- _WHAT TO DO_
Type out the records that follow, exactly as given.

--- Start TASK DATA ---

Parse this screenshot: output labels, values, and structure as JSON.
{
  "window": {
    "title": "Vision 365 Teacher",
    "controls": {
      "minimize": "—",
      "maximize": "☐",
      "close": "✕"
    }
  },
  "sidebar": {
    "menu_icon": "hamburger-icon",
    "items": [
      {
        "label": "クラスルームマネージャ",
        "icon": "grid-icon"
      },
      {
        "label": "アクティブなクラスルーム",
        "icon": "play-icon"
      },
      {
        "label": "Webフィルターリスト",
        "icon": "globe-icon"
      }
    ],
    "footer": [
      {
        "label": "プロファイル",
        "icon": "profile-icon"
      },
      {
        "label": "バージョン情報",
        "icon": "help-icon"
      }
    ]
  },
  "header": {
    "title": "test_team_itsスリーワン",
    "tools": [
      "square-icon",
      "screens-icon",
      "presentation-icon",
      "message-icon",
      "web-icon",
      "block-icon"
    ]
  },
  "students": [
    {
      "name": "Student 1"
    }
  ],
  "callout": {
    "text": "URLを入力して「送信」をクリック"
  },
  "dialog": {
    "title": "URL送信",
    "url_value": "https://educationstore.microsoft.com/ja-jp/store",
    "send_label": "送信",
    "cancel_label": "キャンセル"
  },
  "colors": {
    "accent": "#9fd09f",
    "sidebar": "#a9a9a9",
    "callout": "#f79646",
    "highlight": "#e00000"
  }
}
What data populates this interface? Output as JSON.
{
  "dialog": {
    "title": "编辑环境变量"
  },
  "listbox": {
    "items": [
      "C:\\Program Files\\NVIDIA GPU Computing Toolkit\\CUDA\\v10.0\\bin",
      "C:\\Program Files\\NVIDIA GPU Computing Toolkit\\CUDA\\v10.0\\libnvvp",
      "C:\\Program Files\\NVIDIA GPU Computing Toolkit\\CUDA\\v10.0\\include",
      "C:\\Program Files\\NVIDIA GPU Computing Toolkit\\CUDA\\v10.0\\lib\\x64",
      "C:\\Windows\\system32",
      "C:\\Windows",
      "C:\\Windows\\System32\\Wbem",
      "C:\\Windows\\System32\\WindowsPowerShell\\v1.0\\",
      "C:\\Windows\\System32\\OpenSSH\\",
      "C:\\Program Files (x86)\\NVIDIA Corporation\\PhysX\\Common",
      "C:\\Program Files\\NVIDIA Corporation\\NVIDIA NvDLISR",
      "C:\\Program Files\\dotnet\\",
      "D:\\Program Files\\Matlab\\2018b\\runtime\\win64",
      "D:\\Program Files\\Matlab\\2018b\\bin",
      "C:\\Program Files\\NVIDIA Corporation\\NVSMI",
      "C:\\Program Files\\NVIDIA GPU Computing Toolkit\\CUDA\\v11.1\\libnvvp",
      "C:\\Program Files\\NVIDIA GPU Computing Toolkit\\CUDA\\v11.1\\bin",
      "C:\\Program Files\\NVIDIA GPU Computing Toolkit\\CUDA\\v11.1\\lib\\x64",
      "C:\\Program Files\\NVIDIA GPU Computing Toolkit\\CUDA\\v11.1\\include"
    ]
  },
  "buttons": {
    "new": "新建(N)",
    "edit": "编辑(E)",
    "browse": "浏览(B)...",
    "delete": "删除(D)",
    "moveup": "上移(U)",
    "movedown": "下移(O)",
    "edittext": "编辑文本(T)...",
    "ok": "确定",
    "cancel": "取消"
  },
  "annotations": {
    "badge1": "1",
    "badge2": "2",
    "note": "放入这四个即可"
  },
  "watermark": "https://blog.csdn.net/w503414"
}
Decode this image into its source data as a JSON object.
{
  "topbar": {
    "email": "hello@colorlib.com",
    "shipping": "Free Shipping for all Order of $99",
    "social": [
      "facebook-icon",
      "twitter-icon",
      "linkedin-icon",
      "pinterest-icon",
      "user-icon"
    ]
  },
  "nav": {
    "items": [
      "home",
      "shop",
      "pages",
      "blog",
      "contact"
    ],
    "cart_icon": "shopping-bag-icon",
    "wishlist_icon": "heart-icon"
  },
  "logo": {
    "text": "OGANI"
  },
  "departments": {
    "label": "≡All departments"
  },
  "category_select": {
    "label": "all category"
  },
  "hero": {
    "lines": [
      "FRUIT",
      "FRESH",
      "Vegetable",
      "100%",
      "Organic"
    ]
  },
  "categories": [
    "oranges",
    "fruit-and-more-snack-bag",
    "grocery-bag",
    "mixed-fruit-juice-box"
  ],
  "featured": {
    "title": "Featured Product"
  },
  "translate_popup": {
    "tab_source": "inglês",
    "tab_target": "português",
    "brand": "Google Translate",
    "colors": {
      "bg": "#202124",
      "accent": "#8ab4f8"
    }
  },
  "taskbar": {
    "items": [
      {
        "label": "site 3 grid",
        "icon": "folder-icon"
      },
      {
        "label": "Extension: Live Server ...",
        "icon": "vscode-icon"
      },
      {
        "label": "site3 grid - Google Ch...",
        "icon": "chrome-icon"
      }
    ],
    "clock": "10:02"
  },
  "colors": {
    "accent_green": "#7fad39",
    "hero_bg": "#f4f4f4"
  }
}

--- End TASK DATA ---

- _EXERCISE OUTPUT_
Parse this screenshot: output labels, values, and structure as JSON.
{
  "window": {
    "title": "Vision 365 Teacher",
    "controls": {
      "minimize": "—",
      "maximize": "☐",
      "close": "✕"
    }
  },
  "sidebar": {
    "menu_icon": "hamburger-icon",
    "items": [
      {
        "label": "クラスルームマネージャ",
        "icon": "grid-icon"
      },
      {
        "label": "アクティブなクラスルーム",
        "icon": "play-icon"
      },
      {
        "label": "Webフィルターリスト",
        "icon": "globe-icon"
      }
    ],
    "footer": [
      {
        "label": "プロファイル",
        "icon": "profile-icon"
      },
      {
        "label": "バージョン情報",
        "icon": "help-icon"
      }
    ]
  },
  "header": {
    "title": "test_team_itsスリーワン",
    "tools": [
      "square-icon",
      "screens-icon",
      "presentation-icon",
      "message-icon",
      "web-icon",
      "block-icon"
    ]
  },
  "students": [
    {
      "name": "Student 1"
    }
  ],
  "callout": {
    "text": "URLを入力して「送信」をクリック"
  },
  "dialog": {
    "title": "URL送信",
    "url_value": "https://educationstore.microsoft.com/ja-jp/store",
    "send_label": "送信",
    "cancel_label": "キャンセル"
  },
  "colors": {
    "accent": "#9fd09f",
    "sidebar": "#a9a9a9",
    "callout": "#f79646",
    "highlight": "#e00000"
  }
}
What data populates this interface? Output as JSON.
{
  "dialog": {
    "title": "编辑环境变量"
  },
  "listbox": {
    "items": [
      "C:\\Program Files\\NVIDIA GPU Computing Toolkit\\CUDA\\v10.0\\bin",
      "C:\\Program Files\\NVIDIA GPU Computing Toolkit\\CUDA\\v10.0\\libnvvp",
      "C:\\Program Files\\NVIDIA GPU Computing Toolkit\\CUDA\\v10.0\\include",
      "C:\\Program Files\\NVIDIA GPU Computing Toolkit\\CUDA\\v10.0\\lib\\x64",
      "C:\\Windows\\system32",
      "C:\\Windows",
      "C:\\Windows\\System32\\Wbem",
      "C:\\Windows\\System32\\WindowsPowerShell\\v1.0\\",
      "C:\\Windows\\System32\\OpenSSH\\",
      "C:\\Program Files (x86)\\NVIDIA Corporation\\PhysX\\Common",
      "C:\\Program Files\\NVIDIA Corporation\\NVIDIA NvDLISR",
      "C:\\Program Files\\dotnet\\",
      "D:\\Program Files\\Matlab\\2018b\\runtime\\win64",
      "D:\\Program Files\\Matlab\\2018b\\bin",
      "C:\\Program Files\\NVIDIA Corporation\\NVSMI",
      "C:\\Program Files\\NVIDIA GPU Computing Toolkit\\CUDA\\v11.1\\libnvvp",
      "C:\\Program Files\\NVIDIA GPU Computing Toolkit\\CUDA\\v11.1\\bin",
      "C:\\Program Files\\NVIDIA GPU Computing Toolkit\\CUDA\\v11.1\\lib\\x64",
      "C:\\Program Files\\NVIDIA GPU Computing Toolkit\\CUDA\\v11.1\\include"
    ]
  },
  "buttons": {
    "new": "新建(N)",
    "edit": "编辑(E)",
    "browse": "浏览(B)...",
    "delete": "删除(D)",
    "moveup": "上移(U)",
    "movedown": "下移(O)",
    "edittext": "编辑文本(T)...",
    "ok": "确定",
    "cancel": "取消"
  },
  "annotations": {
    "badge1": "1",
    "badge2": "2",
    "note": "放入这四个即可"
  },
  "watermark": "https://blog.csdn.net/w503414"
}
Decode this image into its source data as a JSON object.
{
  "topbar": {
    "email": "hello@colorlib.com",
    "shipping": "Free Shipping for all Order of $99",
    "social": [
      "facebook-icon",
      "twitter-icon",
      "linkedin-icon",
      "pinterest-icon",
      "user-icon"
    ]
  },
  "nav": {
    "items": [
      "home",
      "shop",
      "pages",
      "blog",
      "contact"
    ],
    "cart_icon": "shopping-bag-icon",
    "wishlist_icon": "heart-icon"
  },
  "logo": {
    "text": "OGANI"
  },
  "departments": {
    "label": "≡All departments"
  },
  "category_select": {
    "label": "all category"
  },
  "hero": {
    "lines": [
      "FRUIT",
      "FRESH",
      "Vegetable",
      "100%",
      "Organic"
    ]
  },
  "categories": [
    "oranges",
    "fruit-and-more-snack-bag",
    "grocery-bag",
    "mixed-fruit-juice-box"
  ],
  "featured": {
    "title": "Featured Product"
  },
  "translate_popup": {
    "tab_source": "inglês",
    "tab_target": "português",
    "brand": "Google Translate",
    "colors": {
      "bg": "#202124",
      "accent": "#8ab4f8"
    }
  },
  "taskbar": {
    "items": [
      {
        "label": "site 3 grid",
        "icon": "folder-icon"
      },
      {
        "label": "Extension: Live Server ...",
        "icon": "vscode-icon"
      },
      {
        "label": "site3 grid - Google Ch...",
        "icon": "chrome-icon"
      }
    ],
    "clock": "10:02"
  },
  "colors": {
    "accent_green": "#7fad39",
    "hero_bg": "#f4f4f4"
  }
}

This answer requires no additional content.